**Aim**
Quote all of the entries word for word.

══════════

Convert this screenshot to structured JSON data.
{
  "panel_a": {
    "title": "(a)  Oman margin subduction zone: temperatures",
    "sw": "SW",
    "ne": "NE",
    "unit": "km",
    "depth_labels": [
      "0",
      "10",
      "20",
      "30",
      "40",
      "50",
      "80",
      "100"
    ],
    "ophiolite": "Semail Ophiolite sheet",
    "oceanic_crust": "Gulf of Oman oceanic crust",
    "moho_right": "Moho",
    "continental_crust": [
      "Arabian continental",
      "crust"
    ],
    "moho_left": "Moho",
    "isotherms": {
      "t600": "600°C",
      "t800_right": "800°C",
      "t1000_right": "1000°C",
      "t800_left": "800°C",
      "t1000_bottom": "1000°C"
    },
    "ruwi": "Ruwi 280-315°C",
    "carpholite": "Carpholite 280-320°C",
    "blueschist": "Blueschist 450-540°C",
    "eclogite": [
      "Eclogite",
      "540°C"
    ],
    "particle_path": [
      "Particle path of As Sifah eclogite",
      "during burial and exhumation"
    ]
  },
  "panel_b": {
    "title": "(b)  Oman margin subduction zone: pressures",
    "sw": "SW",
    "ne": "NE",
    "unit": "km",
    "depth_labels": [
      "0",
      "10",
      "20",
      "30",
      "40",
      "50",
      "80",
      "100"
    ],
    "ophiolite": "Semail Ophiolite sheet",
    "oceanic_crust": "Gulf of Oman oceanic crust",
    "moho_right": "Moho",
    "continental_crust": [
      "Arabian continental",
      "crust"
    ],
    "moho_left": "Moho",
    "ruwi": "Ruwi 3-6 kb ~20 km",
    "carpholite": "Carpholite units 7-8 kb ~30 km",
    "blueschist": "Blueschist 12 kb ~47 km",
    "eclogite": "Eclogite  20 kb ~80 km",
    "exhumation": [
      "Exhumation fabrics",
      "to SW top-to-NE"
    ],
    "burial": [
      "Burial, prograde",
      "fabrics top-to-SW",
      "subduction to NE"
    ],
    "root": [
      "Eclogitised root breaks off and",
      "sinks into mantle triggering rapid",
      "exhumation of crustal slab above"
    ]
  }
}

══════════

**The result**
Convert this screenshot to structured JSON data.
{
  "panel_a": {
    "title": "(a)  Oman margin subduction zone: temperatures",
    "sw": "SW",
    "ne": "NE",
    "unit": "km",
    "depth_labels": [
      "0",
      "10",
      "20",
      "30",
      "40",
      "50",
      "80",
      "100"
    ],
    "ophiolite": "Semail Ophiolite sheet",
    "oceanic_crust": "Gulf of Oman oceanic crust",
    "moho_right": "Moho",
    "continental_crust": [
      "Arabian continental",
      "crust"
    ],
    "moho_left": "Moho",
    "isotherms": {
      "t600": "600°C",
      "t800_right": "800°C",
      "t1000_right": "1000°C",
      "t800_left": "800°C",
      "t1000_bottom": "1000°C"
    },
    "ruwi": "Ruwi 280-315°C",
    "carpholite": "Carpholite 280-320°C",
    "blueschist": "Blueschist 450-540°C",
    "eclogite": [
      "Eclogite",
      "540°C"
    ],
    "particle_path": [
      "Particle path of As Sifah eclogite",
      "during burial and exhumation"
    ]
  },
  "panel_b": {
    "title": "(b)  Oman margin subduction zone: pressures",
    "sw": "SW",
    "ne": "NE",
    "unit": "km",
    "depth_labels": [
      "0",
      "10",
      "20",
      "30",
      "40",
      "50",
      "80",
      "100"
    ],
    "ophiolite": "Semail Ophiolite sheet",
    "oceanic_crust": "Gulf of Oman oceanic crust",
    "moho_right": "Moho",
    "continental_crust": [
      "Arabian continental",
      "crust"
    ],
    "moho_left": "Moho",
    "ruwi": "Ruwi 3-6 kb ~20 km",
    "carpholite": "Carpholite units 7-8 kb ~30 km",
    "blueschist": "Blueschist 12 kb ~47 km",
    "eclogite": "Eclogite  20 kb ~80 km",
    "exhumation": [
      "Exhumation fabrics",
      "to SW top-to-NE"
    ],
    "burial": [
      "Burial, prograde",
      "fabrics top-to-SW",
      "subduction to NE"
    ],
    "root": [
      "Eclogitised root breaks off and",
      "sinks into mantle triggering rapid",
      "exhumation of crustal slab above"
    ]
  }
}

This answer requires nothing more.